And yet here’s the one returning to thank the Master who healed them all. He is lifted up as a good example. He teaches there’s something better than faithful obedience, and that’s gratitude. Gratitude – it’s voluntary, never forced. It’s a response from the heart. There’s no desire for ingratiation, no interest in manipulation, no attempt to reduce the gift to a transaction. Just “thank you.” Thank you.

Do you think it matters that Luke tells us the man was a Samaritan? Maybe, maybe not. Not only had he been sent off because of his dreaded disease, he was also a “foreigner.” That’s a nice way of saying that the Jews of Jesus’ time wanted nothing to do with a Samaritan. It’s also a hint as to why the other nine skedaddled as soon as they all got healed. As in, “We’ve spent enough time with this Samaritan, let’s get out of here.” We don’t know.

We do know that Jesus made no distinction when it came to healing all of them. Health care is not only for the insiders. He offered care to all. It’s quite possible this outsider is grateful to receive the same as the others. Luke says he comes back “praising God,” the God who is the Source of every life, the guardian of every soul. God does not discriminate. Everybody gets their turn.

And yet, Jesus takes note how the insiders take off while the outsider comes back to say thank you. Here, too, is another clue to identifying true-blue gratitude. If we’re accustomed to getting all the breaks, we tend to take them for granted. If we depend upon our own privileges, we’re tempted to believe we deserve them. If we ask for something – and receive it – we might think we were entitled. And the precious truth that is lost is simply this: that life is a gift.

Take a breath: did you pay for that? Feel your pulse: did you earn that? Look around at the people who truly love you for who you are: did you manipulate them to love you? The opportunities to think and create and work and produce: have you deserved those things? No, no, no. They are a gift.

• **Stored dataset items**
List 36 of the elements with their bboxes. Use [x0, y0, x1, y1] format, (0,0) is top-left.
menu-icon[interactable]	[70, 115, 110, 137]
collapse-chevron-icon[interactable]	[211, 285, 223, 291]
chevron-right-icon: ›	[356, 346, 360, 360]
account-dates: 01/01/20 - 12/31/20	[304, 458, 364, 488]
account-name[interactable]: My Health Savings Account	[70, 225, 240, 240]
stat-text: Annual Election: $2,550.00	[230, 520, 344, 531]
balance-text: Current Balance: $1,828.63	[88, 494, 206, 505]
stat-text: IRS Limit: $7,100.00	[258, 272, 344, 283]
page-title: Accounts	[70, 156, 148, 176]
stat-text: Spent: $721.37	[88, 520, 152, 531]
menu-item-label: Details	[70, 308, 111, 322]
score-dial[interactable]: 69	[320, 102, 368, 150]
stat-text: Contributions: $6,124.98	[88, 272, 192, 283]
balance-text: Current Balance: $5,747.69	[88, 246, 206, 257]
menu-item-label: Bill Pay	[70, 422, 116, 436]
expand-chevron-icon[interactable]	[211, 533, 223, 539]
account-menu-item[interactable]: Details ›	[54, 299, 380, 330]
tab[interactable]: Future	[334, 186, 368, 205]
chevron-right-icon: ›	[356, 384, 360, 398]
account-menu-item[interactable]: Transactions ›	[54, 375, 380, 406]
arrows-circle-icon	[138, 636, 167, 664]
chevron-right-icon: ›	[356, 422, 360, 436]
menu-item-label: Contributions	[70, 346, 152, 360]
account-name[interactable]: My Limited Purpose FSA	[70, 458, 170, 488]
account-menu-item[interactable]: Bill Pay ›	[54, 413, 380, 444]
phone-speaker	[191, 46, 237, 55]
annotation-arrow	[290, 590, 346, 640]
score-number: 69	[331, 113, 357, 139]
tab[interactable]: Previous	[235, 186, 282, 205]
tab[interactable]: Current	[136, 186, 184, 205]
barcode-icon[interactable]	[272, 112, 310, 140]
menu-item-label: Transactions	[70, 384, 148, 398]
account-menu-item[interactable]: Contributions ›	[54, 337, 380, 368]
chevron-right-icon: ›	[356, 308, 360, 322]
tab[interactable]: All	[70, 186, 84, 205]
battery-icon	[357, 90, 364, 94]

• **Task requirements**
1 - In the passage on gratitude, repeat everything from "We do know that" down to "life is a gift.".
2 - In one to three sentences, explain why the passage on gratitude calls breath, pulse, love, and opportunities a gift.

• **Solution set**
1 -
We do know that Jesus made no distinction when it came to healing all of them. Health care is not only for the insiders. He offered care to all. It’s quite possible this outsider is grateful to receive the same as the others. Luke says he comes back “praising God,” the God who is the Source of every life, the guardian of every soul. God does not discriminate. Everybody gets their turn.

And yet, Jesus takes note how the insiders take off while the outsider comes back to say thank you. Here, too, is another clue to identifying true-blue gratitude. If we’re accustomed to getting all the breaks, we tend to take them for granted. If we depend upon our own privileges, we’re tempted to believe we deserve them. If we ask for something – and receive it – we might think we were entitled. And the precious truth that is lost is simply this: that life is a gift.

2 - They are gifts because none of them was paid for, earned, won by manipulation, or deserved. The passage asks about each in turn and answers "No, no, no."